Extracted data entries:
● ● ● ● ● ● ●
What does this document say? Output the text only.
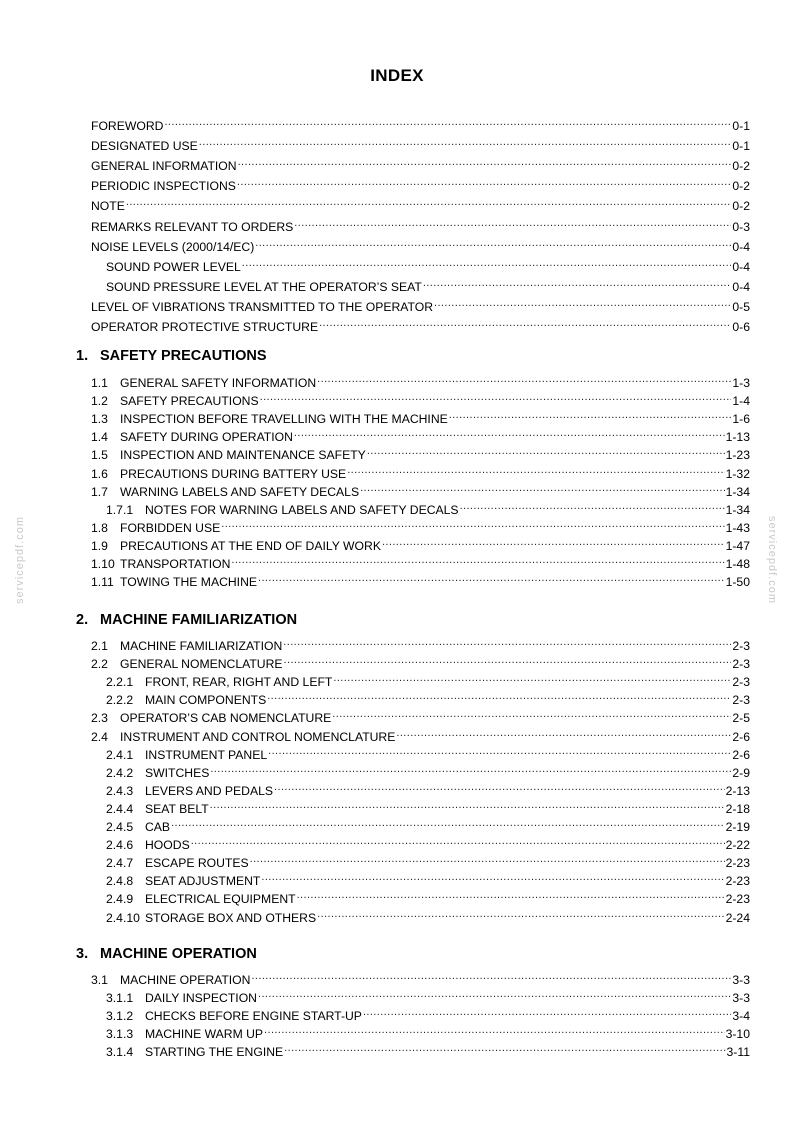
INDEX
servicepdf.com	servicepdf.com
FOREWORD .....	0-1
DESIGNATED USE .....	0-1
GENERAL INFORMATION .....	0-2
PERIODIC INSPECTIONS .....	0-2
NOTE .....	0-2
REMARKS RELEVANT TO ORDERS .....	0-3
NOISE LEVELS (2000/14/EC) .....	0-4
SOUND POWER LEVEL .....	0-4
SOUND PRESSURE LEVEL AT THE OPERATOR’S SEAT .....	0-4
LEVEL OF VIBRATIONS TRANSMITTED TO THE OPERATOR .....	0-5
OPERATOR PROTECTIVE STRUCTURE .....	0-6
1. SAFETY PRECAUTIONS
1.1 GENERAL SAFETY INFORMATION .....	1-3
1.2 SAFETY PRECAUTIONS .....	1-4
1.3 INSPECTION BEFORE TRAVELLING WITH THE MACHINE .....	1-6
1.4 SAFETY DURING OPERATION .....	1-13
1.5 INSPECTION AND MAINTENANCE SAFETY .....	1-23
1.6 PRECAUTIONS DURING BATTERY USE .....	1-32
1.7 WARNING LABELS AND SAFETY DECALS .....	1-34
1.7.1 NOTES FOR WARNING LABELS AND SAFETY DECALS .....	1-34
1.8 FORBIDDEN USE .....	1-43
1.9 PRECAUTIONS AT THE END OF DAILY WORK .....	1-47
1.10 TRANSPORTATION .....	1-48
1.11 TOWING THE MACHINE .....	1-50
2. MACHINE FAMILIARIZATION
2.1 MACHINE FAMILIARIZATION .....	2-3
2.2 GENERAL NOMENCLATURE .....	2-3
2.2.1 FRONT, REAR, RIGHT AND LEFT .....	2-3
2.2.2 MAIN COMPONENTS .....	2-3
2.3 OPERATOR’S CAB NOMENCLATURE .....	2-5
2.4 INSTRUMENT AND CONTROL NOMENCLATURE .....	2-6
2.4.1 INSTRUMENT PANEL .....	2-6
2.4.2 SWITCHES .....	2-9
2.4.3 LEVERS AND PEDALS .....	2-13
2.4.4 SEAT BELT .....	2-18
2.4.5 CAB .....	2-19
2.4.6 HOODS .....	2-22
2.4.7 ESCAPE ROUTES .....	2-23
2.4.8 SEAT ADJUSTMENT .....	2-23
2.4.9 ELECTRICAL EQUIPMENT .....	2-23
2.4.10 STORAGE BOX AND OTHERS .....	2-24
3. MACHINE OPERATION
3.1 MACHINE OPERATION .....	3-3
3.1.1 DAILY INSPECTION .....	3-3
3.1.2 CHECKS BEFORE ENGINE START-UP .....	3-4
3.1.3 MACHINE WARM UP .....	3-10
3.1.4 STARTING THE ENGINE .....	3-11
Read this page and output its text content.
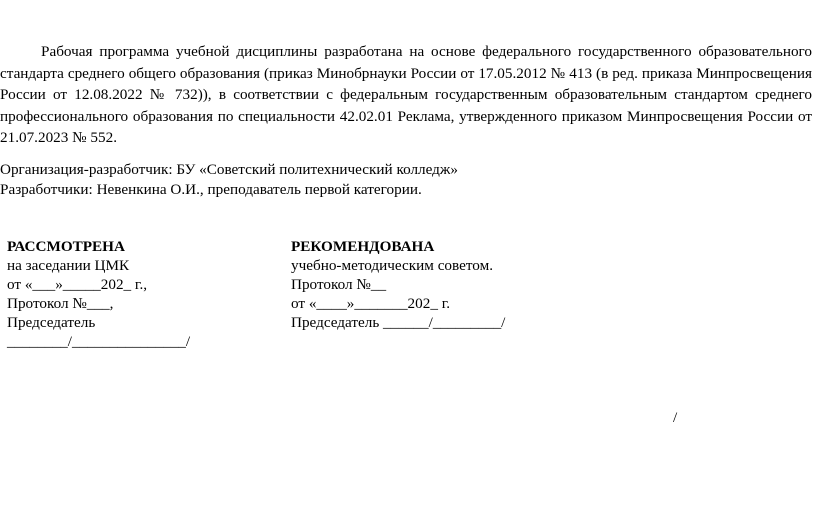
Рабочая программа учебной дисциплины разработана на основе федерального государственного образовательного стандарта среднего общего образования (приказ Минобрнауки России от 17.05.2012 № 413 (в ред. приказа Минпросвещения России от 12.08.2022 № 732)), в соответствии с федеральным государственным образовательным стандартом среднего профессионального образования по специальности 42.02.01 Реклама, утвержденного приказом Минпросвещения России от 21.07.2023 № 552.

Организация-разработчик: БУ «Советский политехнический колледж»
Разработчики: Невенкина О.И., преподаватель первой категории.
РАССМОТРЕНА
на заседании ЦМК
от «___»_____202_ г.,
Протокол №___,
Председатель
________/_______________/
РЕКОМЕНДОВАНА
учебно-методическим советом.
Протокол №__
от «____»_______202_ г.
Председатель ______/_________/
/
● ● ● ● ● ● ●
INSTRUCTIONS FOR THE TASK →
Look back over the material above and state how many lines hold the word "INSTRUMENT". Write the number and nothing else.

ANSWER TO THIS EXERCISE →
2